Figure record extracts
>>>
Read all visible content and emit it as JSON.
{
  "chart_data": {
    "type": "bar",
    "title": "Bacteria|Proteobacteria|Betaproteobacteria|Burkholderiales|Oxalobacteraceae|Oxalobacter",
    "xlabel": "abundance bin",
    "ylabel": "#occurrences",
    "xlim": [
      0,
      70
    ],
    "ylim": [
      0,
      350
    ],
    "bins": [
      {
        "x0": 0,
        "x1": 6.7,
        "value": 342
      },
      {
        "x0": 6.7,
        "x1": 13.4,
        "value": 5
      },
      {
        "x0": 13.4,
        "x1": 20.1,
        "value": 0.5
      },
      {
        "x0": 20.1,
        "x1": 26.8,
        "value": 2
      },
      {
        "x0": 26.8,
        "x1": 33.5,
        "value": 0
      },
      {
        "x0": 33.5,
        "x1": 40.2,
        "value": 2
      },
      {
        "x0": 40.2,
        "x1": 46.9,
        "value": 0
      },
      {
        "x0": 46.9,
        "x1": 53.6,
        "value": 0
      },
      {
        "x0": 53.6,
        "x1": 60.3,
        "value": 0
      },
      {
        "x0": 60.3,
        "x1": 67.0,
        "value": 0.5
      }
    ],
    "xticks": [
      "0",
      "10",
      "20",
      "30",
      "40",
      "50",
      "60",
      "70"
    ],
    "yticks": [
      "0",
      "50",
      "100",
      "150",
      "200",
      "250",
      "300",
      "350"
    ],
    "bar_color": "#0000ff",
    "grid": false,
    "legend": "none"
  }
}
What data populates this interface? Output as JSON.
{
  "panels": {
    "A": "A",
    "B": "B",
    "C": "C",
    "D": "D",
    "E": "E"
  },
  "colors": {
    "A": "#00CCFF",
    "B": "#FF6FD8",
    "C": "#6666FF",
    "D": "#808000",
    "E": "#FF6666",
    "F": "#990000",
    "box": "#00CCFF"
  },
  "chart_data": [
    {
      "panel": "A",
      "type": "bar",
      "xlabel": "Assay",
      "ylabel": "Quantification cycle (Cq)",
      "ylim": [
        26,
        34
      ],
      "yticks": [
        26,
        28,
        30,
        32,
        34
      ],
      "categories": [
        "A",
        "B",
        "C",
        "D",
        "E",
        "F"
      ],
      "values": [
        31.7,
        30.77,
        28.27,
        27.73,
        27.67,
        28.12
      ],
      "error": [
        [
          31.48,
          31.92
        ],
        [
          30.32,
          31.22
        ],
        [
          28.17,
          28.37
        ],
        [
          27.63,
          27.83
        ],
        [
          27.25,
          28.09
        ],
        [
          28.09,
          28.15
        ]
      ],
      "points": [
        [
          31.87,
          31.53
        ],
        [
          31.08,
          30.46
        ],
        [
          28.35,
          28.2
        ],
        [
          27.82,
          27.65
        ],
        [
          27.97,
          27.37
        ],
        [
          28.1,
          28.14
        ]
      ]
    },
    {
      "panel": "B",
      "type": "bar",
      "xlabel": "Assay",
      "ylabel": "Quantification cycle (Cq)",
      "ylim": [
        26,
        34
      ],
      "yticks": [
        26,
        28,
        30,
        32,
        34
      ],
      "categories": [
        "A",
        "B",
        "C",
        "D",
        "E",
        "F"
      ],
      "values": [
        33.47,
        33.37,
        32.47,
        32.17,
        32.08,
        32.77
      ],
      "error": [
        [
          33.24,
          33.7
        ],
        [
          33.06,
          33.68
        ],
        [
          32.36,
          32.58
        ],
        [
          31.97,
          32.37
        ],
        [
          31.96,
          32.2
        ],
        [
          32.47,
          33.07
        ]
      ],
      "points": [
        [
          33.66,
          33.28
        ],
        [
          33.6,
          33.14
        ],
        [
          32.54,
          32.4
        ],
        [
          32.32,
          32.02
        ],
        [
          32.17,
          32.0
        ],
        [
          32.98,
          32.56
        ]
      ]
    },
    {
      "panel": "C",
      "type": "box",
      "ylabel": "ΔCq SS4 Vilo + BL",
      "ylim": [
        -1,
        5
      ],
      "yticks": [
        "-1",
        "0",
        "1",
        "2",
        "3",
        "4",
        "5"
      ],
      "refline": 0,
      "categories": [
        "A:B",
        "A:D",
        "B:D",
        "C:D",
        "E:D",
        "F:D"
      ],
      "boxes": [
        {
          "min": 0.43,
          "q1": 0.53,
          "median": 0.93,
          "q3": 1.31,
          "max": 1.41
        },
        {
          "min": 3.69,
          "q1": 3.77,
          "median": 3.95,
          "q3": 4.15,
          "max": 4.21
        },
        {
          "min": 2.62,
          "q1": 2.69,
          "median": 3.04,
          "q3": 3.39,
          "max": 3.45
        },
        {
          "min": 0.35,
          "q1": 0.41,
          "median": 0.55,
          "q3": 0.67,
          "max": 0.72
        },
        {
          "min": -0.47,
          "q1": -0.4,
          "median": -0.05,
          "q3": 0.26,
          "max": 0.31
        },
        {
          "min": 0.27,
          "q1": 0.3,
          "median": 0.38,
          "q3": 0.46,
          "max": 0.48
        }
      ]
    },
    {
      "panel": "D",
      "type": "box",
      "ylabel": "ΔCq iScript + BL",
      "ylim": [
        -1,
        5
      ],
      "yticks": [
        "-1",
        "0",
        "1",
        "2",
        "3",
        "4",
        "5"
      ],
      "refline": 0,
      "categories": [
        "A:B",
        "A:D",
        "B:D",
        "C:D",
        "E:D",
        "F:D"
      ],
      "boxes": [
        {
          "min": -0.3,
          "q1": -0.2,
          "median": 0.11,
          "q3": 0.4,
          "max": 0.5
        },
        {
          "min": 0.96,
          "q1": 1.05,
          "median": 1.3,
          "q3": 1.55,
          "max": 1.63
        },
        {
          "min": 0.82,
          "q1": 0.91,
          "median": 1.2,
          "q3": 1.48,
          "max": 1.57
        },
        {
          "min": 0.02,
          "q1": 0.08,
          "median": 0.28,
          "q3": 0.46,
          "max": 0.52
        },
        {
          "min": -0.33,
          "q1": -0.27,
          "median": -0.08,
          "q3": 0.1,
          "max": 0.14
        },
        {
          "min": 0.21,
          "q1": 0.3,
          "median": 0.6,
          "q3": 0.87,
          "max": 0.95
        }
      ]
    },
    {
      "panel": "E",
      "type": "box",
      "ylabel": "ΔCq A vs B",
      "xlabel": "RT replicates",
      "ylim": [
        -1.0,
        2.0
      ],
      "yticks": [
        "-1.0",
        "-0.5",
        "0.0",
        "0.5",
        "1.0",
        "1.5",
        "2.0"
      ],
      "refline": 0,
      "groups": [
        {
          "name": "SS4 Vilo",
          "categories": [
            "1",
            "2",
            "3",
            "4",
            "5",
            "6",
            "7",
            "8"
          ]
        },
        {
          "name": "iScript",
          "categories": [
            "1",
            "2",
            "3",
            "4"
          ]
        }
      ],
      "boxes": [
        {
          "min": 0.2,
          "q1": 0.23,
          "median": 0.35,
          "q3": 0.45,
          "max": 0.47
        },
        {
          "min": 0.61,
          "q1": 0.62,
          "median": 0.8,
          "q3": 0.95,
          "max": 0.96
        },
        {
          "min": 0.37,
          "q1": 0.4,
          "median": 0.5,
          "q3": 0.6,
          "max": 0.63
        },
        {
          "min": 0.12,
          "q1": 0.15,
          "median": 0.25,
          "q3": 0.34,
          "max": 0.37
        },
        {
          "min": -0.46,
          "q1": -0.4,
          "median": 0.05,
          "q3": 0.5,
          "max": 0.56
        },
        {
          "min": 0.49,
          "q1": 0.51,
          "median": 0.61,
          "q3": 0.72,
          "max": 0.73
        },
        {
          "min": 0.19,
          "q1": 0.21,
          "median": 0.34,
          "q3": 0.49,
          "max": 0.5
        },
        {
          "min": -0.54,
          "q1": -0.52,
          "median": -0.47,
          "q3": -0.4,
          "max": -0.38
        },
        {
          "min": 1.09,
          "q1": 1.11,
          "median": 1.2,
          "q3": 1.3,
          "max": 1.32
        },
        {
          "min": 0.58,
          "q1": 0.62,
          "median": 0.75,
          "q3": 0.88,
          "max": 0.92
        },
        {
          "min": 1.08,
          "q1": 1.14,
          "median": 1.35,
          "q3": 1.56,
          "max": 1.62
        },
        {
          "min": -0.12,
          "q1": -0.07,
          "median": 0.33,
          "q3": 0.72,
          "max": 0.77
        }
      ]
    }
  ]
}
<<<
Assigned task — Copy every line where the word "xlabel" is present in the entries above.

Solution for this exercise —
    "xlabel": "abundance bin",
      "xlabel": "Assay",
      "xlabel": "Assay",
      "xlabel": "RT replicates",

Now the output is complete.